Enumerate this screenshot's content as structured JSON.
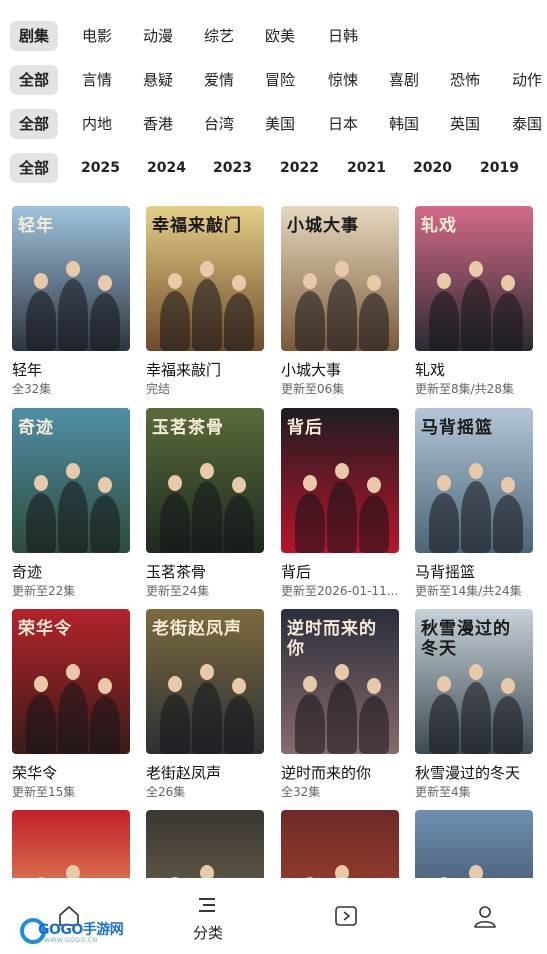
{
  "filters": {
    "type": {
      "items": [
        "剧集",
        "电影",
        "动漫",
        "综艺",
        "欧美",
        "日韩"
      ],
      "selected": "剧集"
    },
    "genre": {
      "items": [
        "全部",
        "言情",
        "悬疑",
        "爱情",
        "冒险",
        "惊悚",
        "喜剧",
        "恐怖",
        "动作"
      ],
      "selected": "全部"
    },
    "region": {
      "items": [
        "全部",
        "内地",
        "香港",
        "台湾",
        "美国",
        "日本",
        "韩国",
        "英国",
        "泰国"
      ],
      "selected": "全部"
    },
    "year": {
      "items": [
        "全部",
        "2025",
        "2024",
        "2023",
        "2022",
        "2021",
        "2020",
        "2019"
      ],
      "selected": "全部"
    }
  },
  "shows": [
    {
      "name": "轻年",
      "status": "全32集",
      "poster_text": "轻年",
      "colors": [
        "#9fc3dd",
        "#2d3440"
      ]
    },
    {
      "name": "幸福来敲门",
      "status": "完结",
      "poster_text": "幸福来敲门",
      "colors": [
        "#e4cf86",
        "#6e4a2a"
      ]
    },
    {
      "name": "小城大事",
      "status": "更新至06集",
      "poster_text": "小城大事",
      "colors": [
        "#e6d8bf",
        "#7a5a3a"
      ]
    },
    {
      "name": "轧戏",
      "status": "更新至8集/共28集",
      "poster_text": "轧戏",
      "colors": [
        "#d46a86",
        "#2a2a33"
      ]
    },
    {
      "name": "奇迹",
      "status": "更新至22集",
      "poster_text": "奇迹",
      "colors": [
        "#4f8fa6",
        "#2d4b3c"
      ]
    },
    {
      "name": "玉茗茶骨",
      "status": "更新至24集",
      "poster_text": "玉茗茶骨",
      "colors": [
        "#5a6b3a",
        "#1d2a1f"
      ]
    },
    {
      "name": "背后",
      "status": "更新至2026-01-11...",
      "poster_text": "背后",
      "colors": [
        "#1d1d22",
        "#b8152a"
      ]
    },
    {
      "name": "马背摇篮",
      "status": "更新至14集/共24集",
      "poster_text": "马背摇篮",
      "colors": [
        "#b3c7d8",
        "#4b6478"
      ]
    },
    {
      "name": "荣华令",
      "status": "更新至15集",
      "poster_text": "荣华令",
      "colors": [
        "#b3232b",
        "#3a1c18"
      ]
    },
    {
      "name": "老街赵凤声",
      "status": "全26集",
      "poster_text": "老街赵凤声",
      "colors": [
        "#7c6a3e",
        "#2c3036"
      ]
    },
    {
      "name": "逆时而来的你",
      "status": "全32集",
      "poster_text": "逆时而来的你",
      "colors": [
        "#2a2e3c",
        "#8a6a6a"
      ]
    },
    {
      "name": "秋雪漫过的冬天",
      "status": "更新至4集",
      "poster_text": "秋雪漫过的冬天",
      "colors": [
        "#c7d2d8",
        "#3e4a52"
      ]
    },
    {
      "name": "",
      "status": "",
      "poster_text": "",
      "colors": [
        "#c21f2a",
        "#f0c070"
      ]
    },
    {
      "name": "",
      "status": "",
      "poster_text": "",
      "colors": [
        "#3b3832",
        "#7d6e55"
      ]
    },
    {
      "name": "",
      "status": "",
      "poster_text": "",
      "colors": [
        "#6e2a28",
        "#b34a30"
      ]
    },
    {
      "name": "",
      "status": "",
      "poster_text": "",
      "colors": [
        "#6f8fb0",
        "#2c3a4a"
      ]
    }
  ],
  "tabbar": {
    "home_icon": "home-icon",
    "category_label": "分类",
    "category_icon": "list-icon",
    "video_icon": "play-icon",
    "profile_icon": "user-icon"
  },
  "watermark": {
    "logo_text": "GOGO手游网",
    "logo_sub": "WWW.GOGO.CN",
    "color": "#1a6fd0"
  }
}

+++++

Exercise goal:
Give back the entries verbatim. Do not include any picture.

Completed task:
Enumerate this screenshot's content as structured JSON.
{
  "filters": {
    "type": {
      "items": [
        "剧集",
        "电影",
        "动漫",
        "综艺",
        "欧美",
        "日韩"
      ],
      "selected": "剧集"
    },
    "genre": {
      "items": [
        "全部",
        "言情",
        "悬疑",
        "爱情",
        "冒险",
        "惊悚",
        "喜剧",
        "恐怖",
        "动作"
      ],
      "selected": "全部"
    },
    "region": {
      "items": [
        "全部",
        "内地",
        "香港",
        "台湾",
        "美国",
        "日本",
        "韩国",
        "英国",
        "泰国"
      ],
      "selected": "全部"
    },
    "year": {
      "items": [
        "全部",
        "2025",
        "2024",
        "2023",
        "2022",
        "2021",
        "2020",
        "2019"
      ],
      "selected": "全部"
    }
  },
  "shows": [
    {
      "name": "轻年",
      "status": "全32集",
      "poster_text": "轻年",
      "colors": [
        "#9fc3dd",
        "#2d3440"
      ]
    },
    {
      "name": "幸福来敲门",
      "status": "完结",
      "poster_text": "幸福来敲门",
      "colors": [
        "#e4cf86",
        "#6e4a2a"
      ]
    },
    {
      "name": "小城大事",
      "status": "更新至06集",
      "poster_text": "小城大事",
      "colors": [
        "#e6d8bf",
        "#7a5a3a"
      ]
    },
    {
      "name": "轧戏",
      "status": "更新至8集/共28集",
      "poster_text": "轧戏",
      "colors": [
        "#d46a86",
        "#2a2a33"
      ]
    },
    {
      "name": "奇迹",
      "status": "更新至22集",
      "poster_text": "奇迹",
      "colors": [
        "#4f8fa6",
        "#2d4b3c"
      ]
    },
    {
      "name": "玉茗茶骨",
      "status": "更新至24集",
      "poster_text": "玉茗茶骨",
      "colors": [
        "#5a6b3a",
        "#1d2a1f"
      ]
    },
    {
      "name": "背后",
      "status": "更新至2026-01-11...",
      "poster_text": "背后",
      "colors": [
        "#1d1d22",
        "#b8152a"
      ]
    },
    {
      "name": "马背摇篮",
      "status": "更新至14集/共24集",
      "poster_text": "马背摇篮",
      "colors": [
        "#b3c7d8",
        "#4b6478"
      ]
    },
    {
      "name": "荣华令",
      "status": "更新至15集",
      "poster_text": "荣华令",
      "colors": [
        "#b3232b",
        "#3a1c18"
      ]
    },
    {
      "name": "老街赵凤声",
      "status": "全26集",
      "poster_text": "老街赵凤声",
      "colors": [
        "#7c6a3e",
        "#2c3036"
      ]
    },
    {
      "name": "逆时而来的你",
      "status": "全32集",
      "poster_text": "逆时而来的你",
      "colors": [
        "#2a2e3c",
        "#8a6a6a"
      ]
    },
    {
      "name": "秋雪漫过的冬天",
      "status": "更新至4集",
      "poster_text": "秋雪漫过的冬天",
      "colors": [
        "#c7d2d8",
        "#3e4a52"
      ]
    },
    {
      "name": "",
      "status": "",
      "poster_text": "",
      "colors": [
        "#c21f2a",
        "#f0c070"
      ]
    },
    {
      "name": "",
      "status": "",
      "poster_text": "",
      "colors": [
        "#3b3832",
        "#7d6e55"
      ]
    },
    {
      "name": "",
      "status": "",
      "poster_text": "",
      "colors": [
        "#6e2a28",
        "#b34a30"
      ]
    },
    {
      "name": "",
      "status": "",
      "poster_text": "",
      "colors": [
        "#6f8fb0",
        "#2c3a4a"
      ]
    }
  ],
  "tabbar": {
    "home_icon": "home-icon",
    "category_label": "分类",
    "category_icon": "list-icon",
    "video_icon": "play-icon",
    "profile_icon": "user-icon"
  },
  "watermark": {
    "logo_text": "GOGO手游网",
    "logo_sub": "WWW.GOGO.CN",
    "color": "#1a6fd0"
  }
}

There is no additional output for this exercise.